— start Given records —

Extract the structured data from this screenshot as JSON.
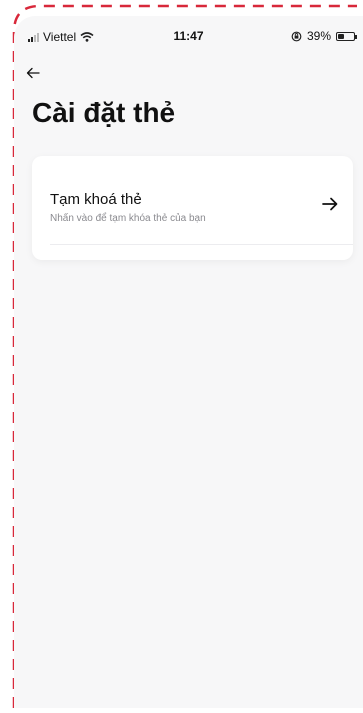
{
  "status_bar": {
    "carrier": "Viettel",
    "time": "11:47",
    "battery": "39%",
    "battery_level": 0.39
  },
  "page": {
    "title": "Cài đặt thẻ"
  },
  "settings": {
    "items": [
      {
        "title": "Tạm khoá thẻ",
        "subtitle": "Nhấn vào để tạm khóa thẻ của bạn"
      }
    ]
  },
  "colors": {
    "dashed_border": "#d8283a",
    "background": "#f7f7f8",
    "card": "#ffffff"
  },
  "icons": {
    "back": "arrow-left-icon",
    "item_arrow": "arrow-right-icon",
    "wifi": "wifi-icon",
    "signal": "signal-icon",
    "orientation_lock": "orientation-lock-icon",
    "battery": "battery-icon"
  }
}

— end Given records —

Set exercise: Copy out all lines where the word "arrow" appears.

Task solution:
    "back": "arrow-left-icon",
    "item_arrow": "arrow-right-icon",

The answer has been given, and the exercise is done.